While many consider the Xbox 360 to be THE platform for all types of gaming, die-hard fighting game fans will be quick to point out the console’s Achilles' Heel: the directional pad. It is truly a shame that the standard Xbox 360 controller’s directional pad is as bad as it is and is the bane of the controller’s existence. I could argue that the controller itself is one of the, if not the, best controller designs in the history of gaming; the only thing really holding me back from labeling it as such is the horrendous monstrosity that is its directional pad.
The major complaint that gamers have had about the standard 360 d-pad is its unresponsiveness. The pad has a hard time detecting and registering subsequent direction inputs at a rapid pace. It works fine for standard directional inputs such as those required by most platformer and action games but often fails to acknowledge sequential inputs at a fast rate such as required in a fighting game. The result is a lot of frustrated gamers and unhappy customers of a particular genre.

PROMPT: Return the passage on the Xbox 360 directional pad word for word, from "While many consider" to "its directional pad.".

RECORDS SHOWN:
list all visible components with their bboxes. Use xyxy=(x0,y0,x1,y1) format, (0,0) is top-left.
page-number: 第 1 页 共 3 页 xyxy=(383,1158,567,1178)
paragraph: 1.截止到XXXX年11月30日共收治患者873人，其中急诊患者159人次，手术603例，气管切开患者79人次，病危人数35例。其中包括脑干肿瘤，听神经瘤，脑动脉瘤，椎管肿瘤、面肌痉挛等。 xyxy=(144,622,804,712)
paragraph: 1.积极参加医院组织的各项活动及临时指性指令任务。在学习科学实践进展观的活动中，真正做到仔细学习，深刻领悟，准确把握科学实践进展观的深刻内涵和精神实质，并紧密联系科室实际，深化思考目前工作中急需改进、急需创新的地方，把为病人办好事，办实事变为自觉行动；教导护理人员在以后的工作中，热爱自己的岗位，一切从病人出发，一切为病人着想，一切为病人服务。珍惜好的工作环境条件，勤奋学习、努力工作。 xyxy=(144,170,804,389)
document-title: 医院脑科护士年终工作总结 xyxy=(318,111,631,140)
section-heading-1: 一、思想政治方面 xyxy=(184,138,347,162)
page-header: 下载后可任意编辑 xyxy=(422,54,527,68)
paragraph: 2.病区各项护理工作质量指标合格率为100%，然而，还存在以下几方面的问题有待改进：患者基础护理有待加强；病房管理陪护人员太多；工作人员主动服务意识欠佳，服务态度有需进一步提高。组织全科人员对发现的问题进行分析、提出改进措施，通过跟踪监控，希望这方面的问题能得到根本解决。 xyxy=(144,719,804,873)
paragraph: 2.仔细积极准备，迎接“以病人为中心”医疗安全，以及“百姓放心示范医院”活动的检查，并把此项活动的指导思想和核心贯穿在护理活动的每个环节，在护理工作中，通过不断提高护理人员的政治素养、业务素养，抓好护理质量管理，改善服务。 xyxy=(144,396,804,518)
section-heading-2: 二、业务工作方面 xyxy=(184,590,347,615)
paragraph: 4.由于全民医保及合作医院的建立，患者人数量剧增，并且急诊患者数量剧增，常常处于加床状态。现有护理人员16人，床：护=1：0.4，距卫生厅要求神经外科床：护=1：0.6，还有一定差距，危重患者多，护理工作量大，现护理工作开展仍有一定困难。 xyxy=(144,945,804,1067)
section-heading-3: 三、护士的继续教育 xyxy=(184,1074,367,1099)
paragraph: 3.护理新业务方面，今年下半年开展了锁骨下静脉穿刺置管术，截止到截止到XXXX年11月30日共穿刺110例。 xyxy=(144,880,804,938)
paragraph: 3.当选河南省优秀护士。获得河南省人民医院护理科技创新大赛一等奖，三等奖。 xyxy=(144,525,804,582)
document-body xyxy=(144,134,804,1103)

ANSWER TO THIS EXERCISE:
While many consider the Xbox 360 to be THE platform for all types of gaming, die-hard fighting game fans will be quick to point out the console’s Achilles' Heel: the directional pad. It is truly a shame that the standard Xbox 360 controller’s directional pad is as bad as it is and is the bane of the controller’s existence. I could argue that the controller itself is one of the, if not the, best controller designs in the history of gaming; the only thing really holding me back from labeling it as such is the horrendous monstrosity that is its directional pad.